# [WHAT TO WORK ON]
Please print the full listing exactly.

BEGIN GIVEN RECORDS

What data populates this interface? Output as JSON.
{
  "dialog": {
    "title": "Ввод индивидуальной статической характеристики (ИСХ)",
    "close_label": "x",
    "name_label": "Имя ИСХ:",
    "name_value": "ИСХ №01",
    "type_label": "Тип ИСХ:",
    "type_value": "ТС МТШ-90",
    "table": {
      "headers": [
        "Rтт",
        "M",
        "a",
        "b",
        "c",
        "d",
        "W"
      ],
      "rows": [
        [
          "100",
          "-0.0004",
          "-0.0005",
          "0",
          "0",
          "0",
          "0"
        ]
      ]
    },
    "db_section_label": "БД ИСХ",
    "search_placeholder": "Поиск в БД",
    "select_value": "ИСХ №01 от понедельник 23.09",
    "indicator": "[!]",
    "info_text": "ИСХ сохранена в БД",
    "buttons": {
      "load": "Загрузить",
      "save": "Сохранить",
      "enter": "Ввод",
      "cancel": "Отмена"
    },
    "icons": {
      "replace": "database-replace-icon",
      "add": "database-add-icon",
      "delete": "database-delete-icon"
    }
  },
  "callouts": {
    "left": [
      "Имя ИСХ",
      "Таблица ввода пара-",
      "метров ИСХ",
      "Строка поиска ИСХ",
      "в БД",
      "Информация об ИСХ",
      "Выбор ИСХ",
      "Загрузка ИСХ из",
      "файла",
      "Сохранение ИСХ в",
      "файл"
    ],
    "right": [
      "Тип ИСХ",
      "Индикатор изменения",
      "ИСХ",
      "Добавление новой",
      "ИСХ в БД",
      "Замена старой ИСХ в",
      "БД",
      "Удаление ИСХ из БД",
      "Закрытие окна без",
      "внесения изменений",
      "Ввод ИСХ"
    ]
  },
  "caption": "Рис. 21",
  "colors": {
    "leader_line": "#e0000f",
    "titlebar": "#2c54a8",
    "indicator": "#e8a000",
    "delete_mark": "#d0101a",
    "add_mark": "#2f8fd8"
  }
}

END GIVEN RECORDS

# [FINISHED TASK]
What data populates this interface? Output as JSON.
{
  "dialog": {
    "title": "Ввод индивидуальной статической характеристики (ИСХ)",
    "close_label": "x",
    "name_label": "Имя ИСХ:",
    "name_value": "ИСХ №01",
    "type_label": "Тип ИСХ:",
    "type_value": "ТС МТШ-90",
    "table": {
      "headers": [
        "Rтт",
        "M",
        "a",
        "b",
        "c",
        "d",
        "W"
      ],
      "rows": [
        [
          "100",
          "-0.0004",
          "-0.0005",
          "0",
          "0",
          "0",
          "0"
        ]
      ]
    },
    "db_section_label": "БД ИСХ",
    "search_placeholder": "Поиск в БД",
    "select_value": "ИСХ №01 от понедельник 23.09",
    "indicator": "[!]",
    "info_text": "ИСХ сохранена в БД",
    "buttons": {
      "load": "Загрузить",
      "save": "Сохранить",
      "enter": "Ввод",
      "cancel": "Отмена"
    },
    "icons": {
      "replace": "database-replace-icon",
      "add": "database-add-icon",
      "delete": "database-delete-icon"
    }
  },
  "callouts": {
    "left": [
      "Имя ИСХ",
      "Таблица ввода пара-",
      "метров ИСХ",
      "Строка поиска ИСХ",
      "в БД",
      "Информация об ИСХ",
      "Выбор ИСХ",
      "Загрузка ИСХ из",
      "файла",
      "Сохранение ИСХ в",
      "файл"
    ],
    "right": [
      "Тип ИСХ",
      "Индикатор изменения",
      "ИСХ",
      "Добавление новой",
      "ИСХ в БД",
      "Замена старой ИСХ в",
      "БД",
      "Удаление ИСХ из БД",
      "Закрытие окна без",
      "внесения изменений",
      "Ввод ИСХ"
    ]
  },
  "caption": "Рис. 21",
  "colors": {
    "leader_line": "#e0000f",
    "titlebar": "#2c54a8",
    "indicator": "#e8a000",
    "delete_mark": "#d0101a",
    "add_mark": "#2f8fd8"
  }
}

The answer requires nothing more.